- Task goal:
Answer these from the Associated Press article:
1. What city is Tye Clark from?
2. What is Tye Clark's job at Johns Hopkins?
3. How many days after being admitted did Miriam Clark walk out of the hospital, and on what day?

- Text provided:

By JULIO CORTEZ, Associated Press

COCKEYSVILLE, Md. (AP) — Mother’s Day weekend took on a special meeting for a Maryland administrator at Johns Hopkins University, after the physicians there helped her mom recover from the coronavirus. 

Among the weekend festivities for Tye Clark, of Baltimore, and her mother, Miriam Clark, of Newark, N.J., is a visit to an Amish market, shopping for plants and flowers, but mostly celebrating Miriam defeating COVID-19.

Miriam Clark, right, poses for The Associated Press with her daughter, Tye Clark, Saturday, May 9, 2020, in Cockeysville, Md. Miriam is in Maryland visiting Tye, administrative services manager of the Johns Hopkins University School of Medicine Hospitalist Program, for a special Mother’s Day celebration. When Miriam, who lives in Newark, N.J., started feeling the symptoms of the new coronavirus in late March, she wasn’t able to get tested anywhere and her health started deteriorating quickly. So, she turned to Tye, who was able to get her admitted into Johns Hopkins in Baltimore for treatment. Ten days after being admitted, Miriam walked out of the hospital healthy after beating the deadly virus, on Easter Sunday. (AP Photo/Julio Cortez)

Tye, administrative services manager of the Johns Hopkins University School of Medicine Hospitalist Program, recently had to turn to the team she manages in order to save her mother’s life when she fell ill to the new coronavirus.

- Information:
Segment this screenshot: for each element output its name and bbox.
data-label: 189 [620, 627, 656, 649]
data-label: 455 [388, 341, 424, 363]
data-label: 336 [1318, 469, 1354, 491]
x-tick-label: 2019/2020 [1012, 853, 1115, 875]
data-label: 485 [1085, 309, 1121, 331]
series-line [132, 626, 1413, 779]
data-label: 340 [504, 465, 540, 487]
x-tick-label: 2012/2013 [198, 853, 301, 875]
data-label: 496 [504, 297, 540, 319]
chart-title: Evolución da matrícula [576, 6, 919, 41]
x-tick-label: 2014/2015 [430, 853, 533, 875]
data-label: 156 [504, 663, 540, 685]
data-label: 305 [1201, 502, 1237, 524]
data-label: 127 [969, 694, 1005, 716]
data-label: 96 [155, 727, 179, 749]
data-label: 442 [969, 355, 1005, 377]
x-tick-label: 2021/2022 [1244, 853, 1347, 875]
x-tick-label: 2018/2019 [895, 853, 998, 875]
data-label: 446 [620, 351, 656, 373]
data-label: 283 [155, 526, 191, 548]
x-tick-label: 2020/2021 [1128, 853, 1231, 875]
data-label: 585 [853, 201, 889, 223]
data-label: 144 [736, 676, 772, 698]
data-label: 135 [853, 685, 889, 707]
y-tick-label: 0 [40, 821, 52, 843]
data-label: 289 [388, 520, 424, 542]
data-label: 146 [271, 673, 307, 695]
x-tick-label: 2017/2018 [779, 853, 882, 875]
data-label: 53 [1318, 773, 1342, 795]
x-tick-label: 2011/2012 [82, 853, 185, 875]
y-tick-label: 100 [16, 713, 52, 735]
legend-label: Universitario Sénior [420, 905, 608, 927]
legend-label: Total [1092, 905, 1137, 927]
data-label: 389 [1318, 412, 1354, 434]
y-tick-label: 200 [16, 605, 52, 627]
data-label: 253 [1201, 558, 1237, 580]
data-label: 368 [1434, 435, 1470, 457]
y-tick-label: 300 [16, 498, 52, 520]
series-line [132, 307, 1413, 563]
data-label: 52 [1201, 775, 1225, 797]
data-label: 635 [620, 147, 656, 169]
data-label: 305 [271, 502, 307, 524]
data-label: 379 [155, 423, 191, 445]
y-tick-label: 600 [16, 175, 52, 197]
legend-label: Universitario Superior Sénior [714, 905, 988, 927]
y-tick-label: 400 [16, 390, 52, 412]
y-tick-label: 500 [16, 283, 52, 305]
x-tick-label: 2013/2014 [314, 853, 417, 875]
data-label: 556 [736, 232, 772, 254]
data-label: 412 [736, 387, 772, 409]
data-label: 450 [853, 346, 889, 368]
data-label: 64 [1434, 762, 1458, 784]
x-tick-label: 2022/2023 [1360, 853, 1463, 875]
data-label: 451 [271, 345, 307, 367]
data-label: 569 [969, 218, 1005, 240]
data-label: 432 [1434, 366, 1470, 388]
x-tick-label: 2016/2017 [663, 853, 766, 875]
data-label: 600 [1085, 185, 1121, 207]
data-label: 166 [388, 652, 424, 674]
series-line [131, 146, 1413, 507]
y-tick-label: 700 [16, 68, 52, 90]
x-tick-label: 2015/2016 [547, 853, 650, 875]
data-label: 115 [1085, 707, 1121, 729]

- Response area:
1. Baltimore.
2. Administrative services manager of the Johns Hopkins University School of Medicine Hospitalist Program.
3. Ten days, on Easter Sunday.